• **REQUIREMENT**: Scan the data below for the string "الحجم". Copy every line where it appears.
►
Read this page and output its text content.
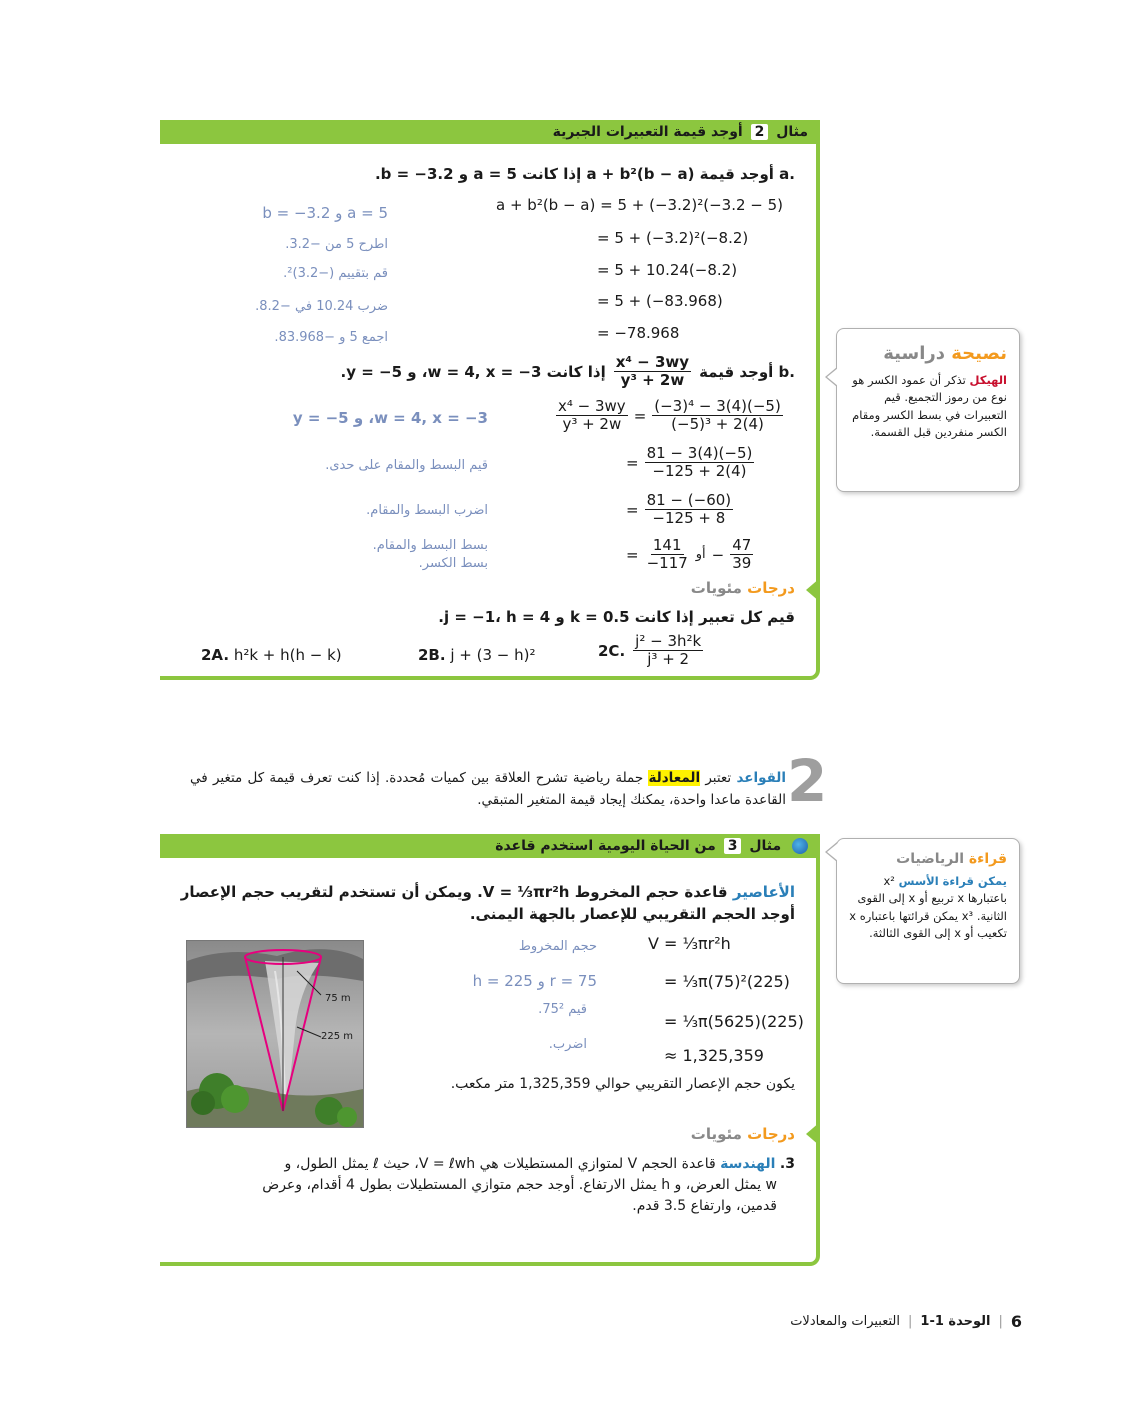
مثال 2 أوجد قيمة التعبيرات الجبرية
.a أوجد قيمة (a + b²(b − a إذا كانت a = 5 و b = −3.2.
a + b²(b − a) = 5 + (−3.2)²(−3.2 − 5)
= 5 + (−3.2)²(−8.2)
= 5 + 10.24(−8.2)
= 5 + (−83.968)
= −78.968
a = 5 و b = −3.2
اطرح 5 من −3.2.
قم بتقييم (−3.2)².
ضرب 10.24 في −8.2.
اجمع 5 و −83.968.
.b أوجد قيمة
$\frac{\text{x⁴ − 3wy}}{\text{y³ + 2w}}$
إذا كانت w = 4, x = −3، و y = −5.
$\frac{\text{x⁴ − 3wy}}{\text{y³ + 2w}} = \frac{\text{(−3)⁴ − 3(4)(−5)}}{\text{(−5)³ + 2(4)}}$
= $\frac{81 - 3(4)(-5)}{-125 + 2(4)}$
= $\frac{81 - (-60)}{-125 + 8}$
= $\frac{141}{-117}$ أو − $\frac{47}{39}$
w = 4, x = −3، و y = −5
قيم البسط والمقام على حدى.
اضرب البسط والمقام.
بسط البسط والمقام.
بسط الكسر.
درجات مئويات
قيم كل تعبير إذا كانت k = 0.5 و j = −1، h = 4.
2A. h²k + h(h − k)	2B. j + (3 − h)²	2C. $\frac{\text{j² − 3h²k}}{\text{j³ + 2}}$
نصيحة دراسية
الهيكل تذكر أن عمود الكسر هو نوع من رموز التجميع. قيم التعبيرات في بسط الكسر ومقام الكسر منفردين قبل القسمة.
2
القواعد تعتبر المعادلة جملة رياضية تشرح العلاقة بين كميات مُحددة. إذا كنت تعرف قيمة كل متغير في القاعدة ماعدا واحدة، يمكنك إيجاد قيمة المتغير المتبقي.
مثال 3 من الحياة اليومية استخدم قاعدة
الأعاصير قاعدة حجم المخروط V = ⅓πr²h. ويمكن أن تستخدم لتقريب حجم الإعصار
أوجد الحجم التقريبي للإعصار بالجهة اليمنى.
75 m
225 m
V = ⅓πr²h
= ⅓π(75)²(225)
= ⅓π(5625)(225)
≈ 1,325,359
حجم المخروط
r = 75 و h = 225
قيم 75².
اضرب.
يكون حجم الإعصار التقريبي حوالي 1,325,359 متر مكعب.
درجات مئويات
3. الهندسة قاعدة الحجم V لمتوازي المستطيلات هي V = ℓwh، حيث ℓ يمثل الطول، و
w يمثل العرض، و h يمثل الارتفاع. أوجد حجم متوازي المستطيلات بطول 4 أقدام، وعرض
قدمين، وارتفاع 3.5 قدم.
قراءة الرياضيات
يمكن قراءة الأسس x² باعتبارها x تربيع أو x إلى القوى الثانية. x³ يمكن قرائتها باعتباره x تكعيب أو x إلى القوى الثالثة.
6
|
الوحدة 1-1
|
التعبيرات والمعادلات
◄
• **COMPLETE OUTPUT**:
أوجد الحجم التقريبي للإعصار بالجهة اليمنى.
3. الهندسة قاعدة الحجم V لمتوازي المستطيلات هي V = ℓwh، حيث ℓ يمثل الطول، و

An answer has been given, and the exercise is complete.